(A block of data)
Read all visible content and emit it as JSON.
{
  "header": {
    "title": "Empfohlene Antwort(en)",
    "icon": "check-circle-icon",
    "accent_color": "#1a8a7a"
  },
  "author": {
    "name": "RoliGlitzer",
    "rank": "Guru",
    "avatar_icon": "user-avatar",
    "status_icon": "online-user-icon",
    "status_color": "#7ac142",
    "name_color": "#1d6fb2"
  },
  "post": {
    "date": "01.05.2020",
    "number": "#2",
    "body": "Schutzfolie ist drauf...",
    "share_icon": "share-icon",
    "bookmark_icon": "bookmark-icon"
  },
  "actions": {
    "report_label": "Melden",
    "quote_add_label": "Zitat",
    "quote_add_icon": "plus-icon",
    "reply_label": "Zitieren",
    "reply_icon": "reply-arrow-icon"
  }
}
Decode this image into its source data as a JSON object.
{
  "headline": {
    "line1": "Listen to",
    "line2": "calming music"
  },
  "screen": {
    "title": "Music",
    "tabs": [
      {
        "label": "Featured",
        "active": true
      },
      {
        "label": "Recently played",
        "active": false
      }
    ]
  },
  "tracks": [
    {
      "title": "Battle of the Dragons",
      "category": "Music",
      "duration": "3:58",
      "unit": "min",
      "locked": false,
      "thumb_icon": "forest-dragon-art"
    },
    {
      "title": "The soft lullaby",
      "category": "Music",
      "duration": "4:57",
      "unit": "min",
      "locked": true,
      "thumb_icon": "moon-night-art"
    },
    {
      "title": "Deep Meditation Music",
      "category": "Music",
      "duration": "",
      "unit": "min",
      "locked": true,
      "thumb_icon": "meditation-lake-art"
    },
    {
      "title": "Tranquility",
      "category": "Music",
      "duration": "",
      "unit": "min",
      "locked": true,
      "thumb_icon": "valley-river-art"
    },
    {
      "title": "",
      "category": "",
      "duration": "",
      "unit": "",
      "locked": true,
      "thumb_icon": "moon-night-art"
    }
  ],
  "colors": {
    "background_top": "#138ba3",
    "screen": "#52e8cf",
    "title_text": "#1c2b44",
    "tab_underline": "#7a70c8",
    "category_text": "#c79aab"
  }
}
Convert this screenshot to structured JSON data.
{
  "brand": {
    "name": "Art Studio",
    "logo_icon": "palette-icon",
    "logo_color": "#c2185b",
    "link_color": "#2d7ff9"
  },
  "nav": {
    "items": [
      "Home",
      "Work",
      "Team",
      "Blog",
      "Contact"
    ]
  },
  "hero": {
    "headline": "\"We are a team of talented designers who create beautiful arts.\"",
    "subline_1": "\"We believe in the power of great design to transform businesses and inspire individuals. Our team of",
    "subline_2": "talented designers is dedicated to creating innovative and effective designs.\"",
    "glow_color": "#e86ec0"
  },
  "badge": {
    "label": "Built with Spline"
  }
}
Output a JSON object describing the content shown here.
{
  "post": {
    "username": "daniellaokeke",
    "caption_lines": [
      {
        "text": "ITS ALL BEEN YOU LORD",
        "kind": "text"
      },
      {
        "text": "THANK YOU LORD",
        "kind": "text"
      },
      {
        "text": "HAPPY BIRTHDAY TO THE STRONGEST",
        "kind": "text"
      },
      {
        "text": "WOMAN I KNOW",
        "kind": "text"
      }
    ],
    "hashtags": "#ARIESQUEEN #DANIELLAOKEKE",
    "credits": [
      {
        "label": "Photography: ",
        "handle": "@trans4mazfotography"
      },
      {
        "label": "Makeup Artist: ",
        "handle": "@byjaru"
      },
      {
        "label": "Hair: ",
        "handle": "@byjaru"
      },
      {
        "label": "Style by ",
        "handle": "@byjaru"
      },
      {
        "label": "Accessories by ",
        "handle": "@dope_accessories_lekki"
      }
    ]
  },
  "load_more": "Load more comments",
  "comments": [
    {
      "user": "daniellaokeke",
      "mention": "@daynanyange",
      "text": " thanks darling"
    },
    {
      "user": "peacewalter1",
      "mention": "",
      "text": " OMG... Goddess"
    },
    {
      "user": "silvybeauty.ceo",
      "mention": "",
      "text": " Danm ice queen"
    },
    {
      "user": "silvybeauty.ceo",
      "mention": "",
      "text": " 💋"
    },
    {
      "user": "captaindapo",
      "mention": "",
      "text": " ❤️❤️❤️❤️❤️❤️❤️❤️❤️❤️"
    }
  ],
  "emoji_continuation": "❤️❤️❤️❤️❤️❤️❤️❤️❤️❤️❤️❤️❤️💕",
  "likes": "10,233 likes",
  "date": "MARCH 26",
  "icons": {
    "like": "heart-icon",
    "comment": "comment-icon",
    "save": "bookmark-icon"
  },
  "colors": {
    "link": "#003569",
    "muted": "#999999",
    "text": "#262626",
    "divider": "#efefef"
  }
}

> [Requirements]: All lines of the data above that include the word "bookmark" must be shown.

> [Task output]:
    "bookmark_icon": "bookmark-icon"
    "save": "bookmark-icon"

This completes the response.